Direction ::
Return the material word for word. Do not include pictures.

Given data ::
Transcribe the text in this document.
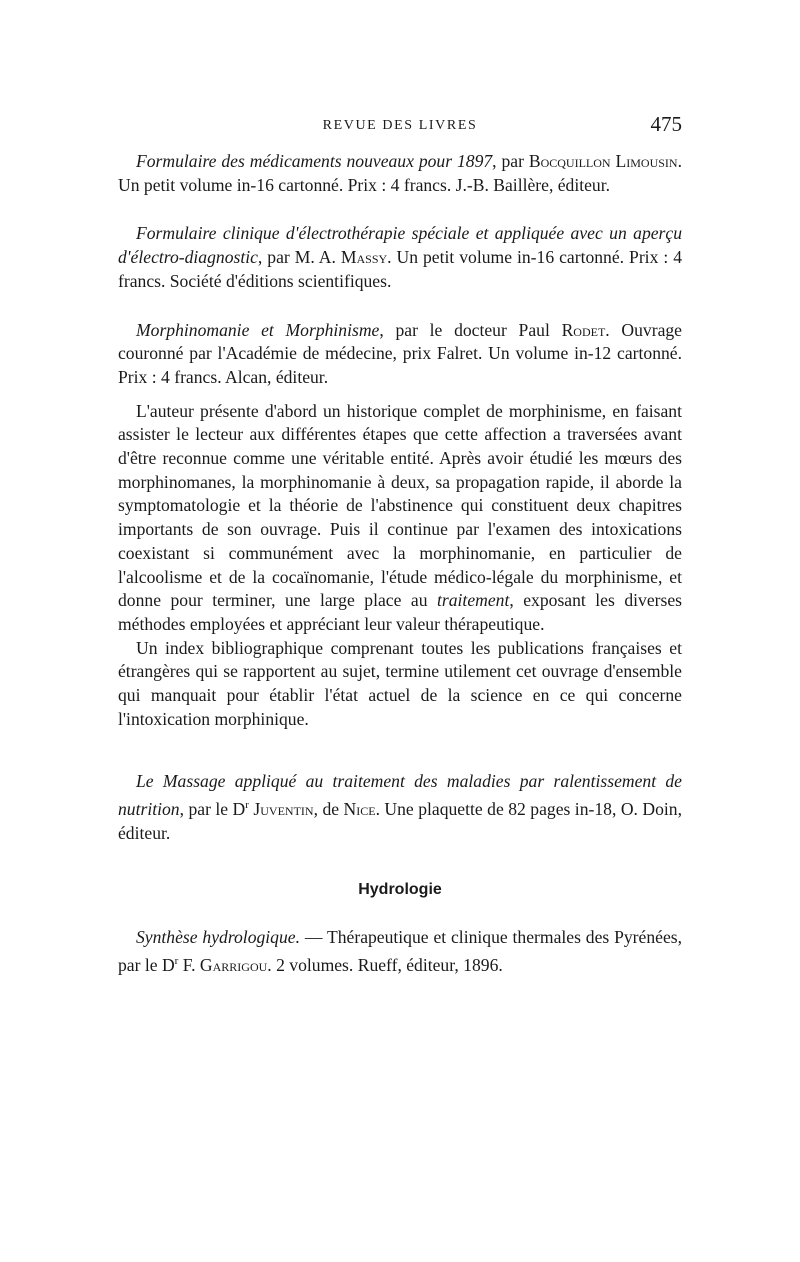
REVUE DES LIVRES	475

Formulaire des médicaments nouveaux pour 1897, par Bocquillon Limousin. Un petit volume in-16 cartonné. Prix : 4 francs. J.-B. Baillère, éditeur.

Formulaire clinique d'électrothérapie spéciale et appliquée avec un aperçu d'électro-diagnostic, par M. A. Massy. Un petit volume in-16 cartonné. Prix : 4 francs. Société d'éditions scientifiques.

Morphinomanie et Morphinisme, par le docteur Paul Rodet. Ouvrage couronné par l'Académie de médecine, prix Falret. Un volume in-12 cartonné. Prix : 4 francs. Alcan, éditeur.

L'auteur présente d'abord un historique complet de morphinisme, en faisant assister le lecteur aux différentes étapes que cette affection a traversées avant d'être reconnue comme une véritable entité. Après avoir étudié les mœurs des morphinomanes, la morphinomanie à deux, sa propagation rapide, il aborde la symptomatologie et la théorie de l'abstinence qui constituent deux chapitres importants de son ouvrage. Puis il continue par l'examen des intoxications coexistant si communément avec la morphinomanie, en particulier de l'alcoolisme et de la cocaïnomanie, l'étude médico-légale du morphinisme, et donne pour terminer, une large place au traitement, exposant les diverses méthodes employées et appréciant leur valeur thérapeutique.

Un index bibliographique comprenant toutes les publications françaises et étrangères qui se rapportent au sujet, termine utilement cet ouvrage d'ensemble qui manquait pour établir l'état actuel de la science en ce qui concerne l'intoxication morphinique.

Le Massage appliqué au traitement des maladies par ralentissement de nutrition, par le $D^r$ Juventin, de Nice. Une plaquette de 82 pages in-18, O. Doin, éditeur.

Hydrologie

Synthèse hydrologique. — Thérapeutique et clinique thermales des Pyrénées, par le $D^r$ F. Garrigou. 2 volumes. Rueff, éditeur, 1896.
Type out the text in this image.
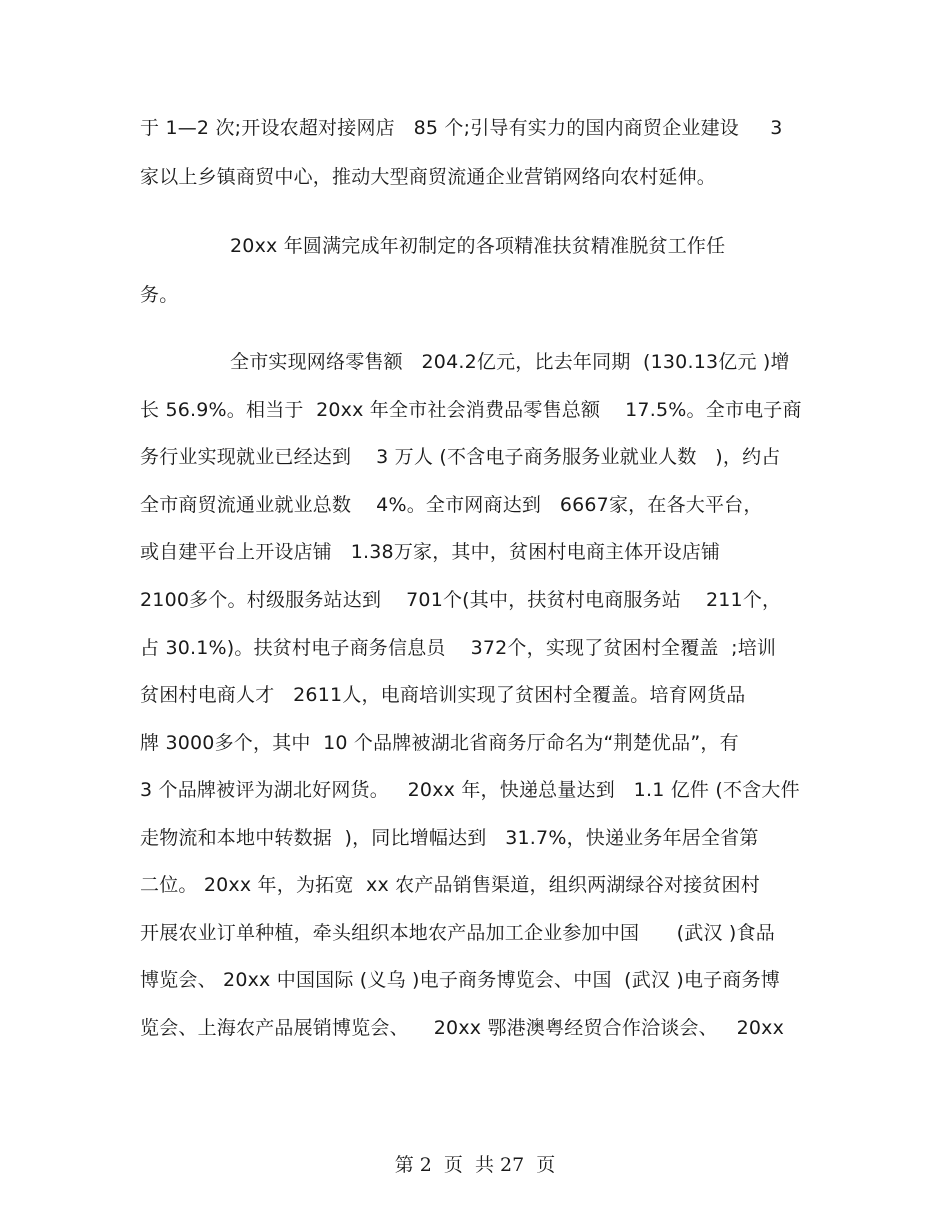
于 1—2 次;开设农超对接网店   85 个;引导有实力的国内商贸企业建设     3
家以上乡镇商贸中心，推动大型商贸流通企业营销网络向农村延伸。
20xx 年圆满完成年初制定的各项精准扶贫精准脱贫工作任
务。
全市实现网络零售额   204.2亿元，比去年同期  (130.13亿元 )增
长 56.9%。相当于  20xx 年全市社会消费品零售总额    17.5%。全市电子商
务行业实现就业已经达到    3 万人 (不含电子商务服务业就业人数   )，约占
全市商贸流通业就业总数    4%。全市网商达到   6667家，在各大平台，
或自建平台上开设店铺   1.38万家，其中，贫困村电商主体开设店铺
2100多个。村级服务站达到    701个(其中，扶贫村电商服务站    211个，
占 30.1%)。扶贫村电子商务信息员    372个，实现了贫困村全覆盖  ;培训
贫困村电商人才   2611人，电商培训实现了贫困村全覆盖。培育网货品
牌 3000多个，其中  10 个品牌被湖北省商务厅命名为“荆楚优品”，有
3 个品牌被评为湖北好网货。   20xx 年，快递总量达到   1.1 亿件 (不含大件
走物流和本地中转数据  )，同比增幅达到   31.7%，快递业务年居全省第
二位。 20xx 年，为拓宽  xx 农产品销售渠道，组织两湖绿谷对接贫困村
开展农业订单种植，牵头组织本地农产品加工企业参加中国      (武汉 )食品
博览会、 20xx 中国国际 (义乌 )电子商务博览会、中国  (武汉 )电子商务博
览会、上海农产品展销博览会、    20xx 鄂港澳粤经贸合作洽谈会、   20xx
第 2  页  共 27  页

Answer to the task ::
Transcribe the text in this document.
REVUE DES LIVRES	475

Formulaire des médicaments nouveaux pour 1897, par Bocquillon Limousin. Un petit volume in-16 cartonné. Prix : 4 francs. J.-B. Baillère, éditeur.

Formulaire clinique d'électrothérapie spéciale et appliquée avec un aperçu d'électro-diagnostic, par M. A. Massy. Un petit volume in-16 cartonné. Prix : 4 francs. Société d'éditions scientifiques.

Morphinomanie et Morphinisme, par le docteur Paul Rodet. Ouvrage couronné par l'Académie de médecine, prix Falret. Un volume in-12 cartonné. Prix : 4 francs. Alcan, éditeur.

L'auteur présente d'abord un historique complet de morphinisme, en faisant assister le lecteur aux différentes étapes que cette affection a traversées avant d'être reconnue comme une véritable entité. Après avoir étudié les mœurs des morphinomanes, la morphinomanie à deux, sa propagation rapide, il aborde la symptomatologie et la théorie de l'abstinence qui constituent deux chapitres importants de son ouvrage. Puis il continue par l'examen des intoxications coexistant si communément avec la morphinomanie, en particulier de l'alcoolisme et de la cocaïnomanie, l'étude médico-légale du morphinisme, et donne pour terminer, une large place au traitement, exposant les diverses méthodes employées et appréciant leur valeur thérapeutique.

Un index bibliographique comprenant toutes les publications françaises et étrangères qui se rapportent au sujet, termine utilement cet ouvrage d'ensemble qui manquait pour établir l'état actuel de la science en ce qui concerne l'intoxication morphinique.

Le Massage appliqué au traitement des maladies par ralentissement de nutrition, par le $D^r$ Juventin, de Nice. Une plaquette de 82 pages in-18, O. Doin, éditeur.

Hydrologie

Synthèse hydrologique. — Thérapeutique et clinique thermales des Pyrénées, par le $D^r$ F. Garrigou. 2 volumes. Rueff, éditeur, 1896.
Type out the text in this image.
于 1—2 次;开设农超对接网店   85 个;引导有实力的国内商贸企业建设     3
家以上乡镇商贸中心，推动大型商贸流通企业营销网络向农村延伸。
20xx 年圆满完成年初制定的各项精准扶贫精准脱贫工作任
务。
全市实现网络零售额   204.2亿元，比去年同期  (130.13亿元 )增
长 56.9%。相当于  20xx 年全市社会消费品零售总额    17.5%。全市电子商
务行业实现就业已经达到    3 万人 (不含电子商务服务业就业人数   )，约占
全市商贸流通业就业总数    4%。全市网商达到   6667家，在各大平台，
或自建平台上开设店铺   1.38万家，其中，贫困村电商主体开设店铺
2100多个。村级服务站达到    701个(其中，扶贫村电商服务站    211个，
占 30.1%)。扶贫村电子商务信息员    372个，实现了贫困村全覆盖  ;培训
贫困村电商人才   2611人，电商培训实现了贫困村全覆盖。培育网货品
牌 3000多个，其中  10 个品牌被湖北省商务厅命名为“荆楚优品”，有
3 个品牌被评为湖北好网货。   20xx 年，快递总量达到   1.1 亿件 (不含大件
走物流和本地中转数据  )，同比增幅达到   31.7%，快递业务年居全省第
二位。 20xx 年，为拓宽  xx 农产品销售渠道，组织两湖绿谷对接贫困村
开展农业订单种植，牵头组织本地农产品加工企业参加中国      (武汉 )食品
博览会、 20xx 中国国际 (义乌 )电子商务博览会、中国  (武汉 )电子商务博
览会、上海农产品展销博览会、    20xx 鄂港澳粤经贸合作洽谈会、   20xx
第 2  页  共 27  页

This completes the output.